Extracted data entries
▼▼▼

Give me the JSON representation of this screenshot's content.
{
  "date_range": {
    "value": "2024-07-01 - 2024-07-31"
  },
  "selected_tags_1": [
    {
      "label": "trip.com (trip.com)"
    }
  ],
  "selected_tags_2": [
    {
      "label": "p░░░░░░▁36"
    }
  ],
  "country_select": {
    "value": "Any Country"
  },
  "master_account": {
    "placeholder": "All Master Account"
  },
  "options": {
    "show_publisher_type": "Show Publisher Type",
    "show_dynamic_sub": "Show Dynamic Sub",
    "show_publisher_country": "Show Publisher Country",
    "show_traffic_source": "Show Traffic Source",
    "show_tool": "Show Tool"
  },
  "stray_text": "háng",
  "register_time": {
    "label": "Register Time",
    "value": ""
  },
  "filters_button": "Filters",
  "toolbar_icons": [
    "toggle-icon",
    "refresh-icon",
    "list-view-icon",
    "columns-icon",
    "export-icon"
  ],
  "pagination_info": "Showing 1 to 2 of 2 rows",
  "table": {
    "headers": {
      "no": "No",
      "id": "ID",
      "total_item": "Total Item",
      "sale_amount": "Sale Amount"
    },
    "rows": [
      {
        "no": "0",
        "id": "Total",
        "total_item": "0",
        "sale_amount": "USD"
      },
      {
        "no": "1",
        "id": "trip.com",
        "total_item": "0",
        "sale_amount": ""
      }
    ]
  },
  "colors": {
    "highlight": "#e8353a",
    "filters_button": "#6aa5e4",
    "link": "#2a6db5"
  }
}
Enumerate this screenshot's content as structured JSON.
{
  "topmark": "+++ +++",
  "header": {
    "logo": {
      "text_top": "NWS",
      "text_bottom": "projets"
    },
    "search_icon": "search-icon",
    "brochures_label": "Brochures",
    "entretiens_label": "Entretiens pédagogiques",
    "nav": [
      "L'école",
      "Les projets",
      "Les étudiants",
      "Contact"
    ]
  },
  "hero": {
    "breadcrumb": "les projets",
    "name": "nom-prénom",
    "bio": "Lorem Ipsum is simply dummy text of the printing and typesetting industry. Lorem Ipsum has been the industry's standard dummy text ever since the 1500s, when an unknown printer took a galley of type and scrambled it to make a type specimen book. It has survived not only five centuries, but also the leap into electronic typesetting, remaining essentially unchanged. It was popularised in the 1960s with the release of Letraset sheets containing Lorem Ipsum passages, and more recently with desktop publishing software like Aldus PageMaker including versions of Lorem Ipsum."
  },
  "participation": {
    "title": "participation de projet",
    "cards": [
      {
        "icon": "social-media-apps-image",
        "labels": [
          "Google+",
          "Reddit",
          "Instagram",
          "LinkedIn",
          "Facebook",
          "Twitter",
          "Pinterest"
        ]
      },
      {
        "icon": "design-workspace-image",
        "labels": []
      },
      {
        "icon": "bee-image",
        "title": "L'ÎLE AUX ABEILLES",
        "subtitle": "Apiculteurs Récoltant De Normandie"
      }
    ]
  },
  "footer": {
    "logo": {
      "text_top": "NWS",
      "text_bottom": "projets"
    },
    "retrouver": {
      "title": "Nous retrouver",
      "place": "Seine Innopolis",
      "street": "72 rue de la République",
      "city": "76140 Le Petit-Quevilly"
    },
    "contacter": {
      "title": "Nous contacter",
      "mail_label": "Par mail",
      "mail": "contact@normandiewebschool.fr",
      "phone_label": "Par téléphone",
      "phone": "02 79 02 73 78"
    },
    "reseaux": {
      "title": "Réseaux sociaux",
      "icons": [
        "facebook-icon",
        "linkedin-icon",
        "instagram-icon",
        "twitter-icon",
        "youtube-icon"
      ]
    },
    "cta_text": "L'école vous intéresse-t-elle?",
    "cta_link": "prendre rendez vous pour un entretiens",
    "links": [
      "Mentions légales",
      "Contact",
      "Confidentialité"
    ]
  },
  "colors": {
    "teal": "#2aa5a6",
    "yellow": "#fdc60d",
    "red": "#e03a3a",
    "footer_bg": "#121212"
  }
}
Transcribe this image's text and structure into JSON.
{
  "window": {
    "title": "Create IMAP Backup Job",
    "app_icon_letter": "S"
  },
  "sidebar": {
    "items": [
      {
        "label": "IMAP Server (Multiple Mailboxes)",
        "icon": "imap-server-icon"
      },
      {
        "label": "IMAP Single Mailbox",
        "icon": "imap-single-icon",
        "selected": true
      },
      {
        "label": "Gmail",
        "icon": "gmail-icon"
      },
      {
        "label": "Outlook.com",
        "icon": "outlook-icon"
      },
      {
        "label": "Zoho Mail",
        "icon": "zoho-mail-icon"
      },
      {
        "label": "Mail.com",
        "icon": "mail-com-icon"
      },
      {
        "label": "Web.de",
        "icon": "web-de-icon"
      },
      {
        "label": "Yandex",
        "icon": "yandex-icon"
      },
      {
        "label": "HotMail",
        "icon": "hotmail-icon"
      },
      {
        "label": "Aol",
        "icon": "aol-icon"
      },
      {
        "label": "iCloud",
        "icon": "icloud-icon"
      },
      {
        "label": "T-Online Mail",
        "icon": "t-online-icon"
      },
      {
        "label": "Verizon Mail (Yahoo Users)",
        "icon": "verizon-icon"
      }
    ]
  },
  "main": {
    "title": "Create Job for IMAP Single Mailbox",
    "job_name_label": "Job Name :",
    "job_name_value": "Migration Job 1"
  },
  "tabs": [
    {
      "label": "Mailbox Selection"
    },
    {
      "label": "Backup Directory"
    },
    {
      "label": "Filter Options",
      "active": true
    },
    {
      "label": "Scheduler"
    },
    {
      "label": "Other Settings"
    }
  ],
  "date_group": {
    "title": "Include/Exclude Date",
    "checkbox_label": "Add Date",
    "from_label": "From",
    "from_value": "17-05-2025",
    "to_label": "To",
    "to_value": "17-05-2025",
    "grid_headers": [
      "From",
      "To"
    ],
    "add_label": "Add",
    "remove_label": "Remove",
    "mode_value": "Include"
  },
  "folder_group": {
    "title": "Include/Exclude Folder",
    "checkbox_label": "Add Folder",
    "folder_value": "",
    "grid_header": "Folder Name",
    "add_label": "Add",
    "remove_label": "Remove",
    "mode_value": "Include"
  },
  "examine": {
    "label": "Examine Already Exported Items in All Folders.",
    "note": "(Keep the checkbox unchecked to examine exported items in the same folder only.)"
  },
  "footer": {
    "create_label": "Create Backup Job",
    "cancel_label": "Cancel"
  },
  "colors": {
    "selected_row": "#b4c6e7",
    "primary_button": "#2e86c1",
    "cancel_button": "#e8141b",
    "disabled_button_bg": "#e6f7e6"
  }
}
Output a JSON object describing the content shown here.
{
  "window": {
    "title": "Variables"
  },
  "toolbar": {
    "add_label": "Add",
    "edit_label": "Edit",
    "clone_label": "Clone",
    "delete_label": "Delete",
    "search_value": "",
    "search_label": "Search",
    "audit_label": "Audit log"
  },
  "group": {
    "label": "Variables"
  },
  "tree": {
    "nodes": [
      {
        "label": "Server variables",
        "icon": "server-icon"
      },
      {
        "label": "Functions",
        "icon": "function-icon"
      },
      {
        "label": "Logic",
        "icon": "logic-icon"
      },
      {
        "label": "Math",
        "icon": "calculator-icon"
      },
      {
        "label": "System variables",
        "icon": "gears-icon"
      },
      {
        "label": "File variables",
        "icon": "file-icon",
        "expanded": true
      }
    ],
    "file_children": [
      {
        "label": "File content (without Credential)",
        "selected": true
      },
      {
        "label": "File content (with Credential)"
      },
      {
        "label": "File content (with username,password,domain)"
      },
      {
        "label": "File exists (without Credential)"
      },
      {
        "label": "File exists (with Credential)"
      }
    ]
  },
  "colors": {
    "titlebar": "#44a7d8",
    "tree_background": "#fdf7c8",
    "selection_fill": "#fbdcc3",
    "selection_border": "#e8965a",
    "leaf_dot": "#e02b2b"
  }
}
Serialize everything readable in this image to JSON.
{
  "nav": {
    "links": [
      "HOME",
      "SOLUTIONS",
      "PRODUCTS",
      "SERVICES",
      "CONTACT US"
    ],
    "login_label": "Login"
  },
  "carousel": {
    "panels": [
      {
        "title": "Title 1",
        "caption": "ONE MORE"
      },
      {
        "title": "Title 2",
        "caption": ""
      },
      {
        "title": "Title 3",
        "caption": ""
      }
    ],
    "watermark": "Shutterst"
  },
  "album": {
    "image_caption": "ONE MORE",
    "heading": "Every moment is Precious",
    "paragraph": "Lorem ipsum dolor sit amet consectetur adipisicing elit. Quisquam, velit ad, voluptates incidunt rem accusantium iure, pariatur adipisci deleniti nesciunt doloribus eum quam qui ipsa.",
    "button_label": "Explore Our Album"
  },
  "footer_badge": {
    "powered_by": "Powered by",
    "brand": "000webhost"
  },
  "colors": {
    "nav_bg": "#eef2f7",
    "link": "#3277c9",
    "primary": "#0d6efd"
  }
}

▲▲▲

■ WHAT TO WORK ON
Your answer should be a single number: the count of lines in the data that include the word "Backup".

■ COMPLETED TASK
3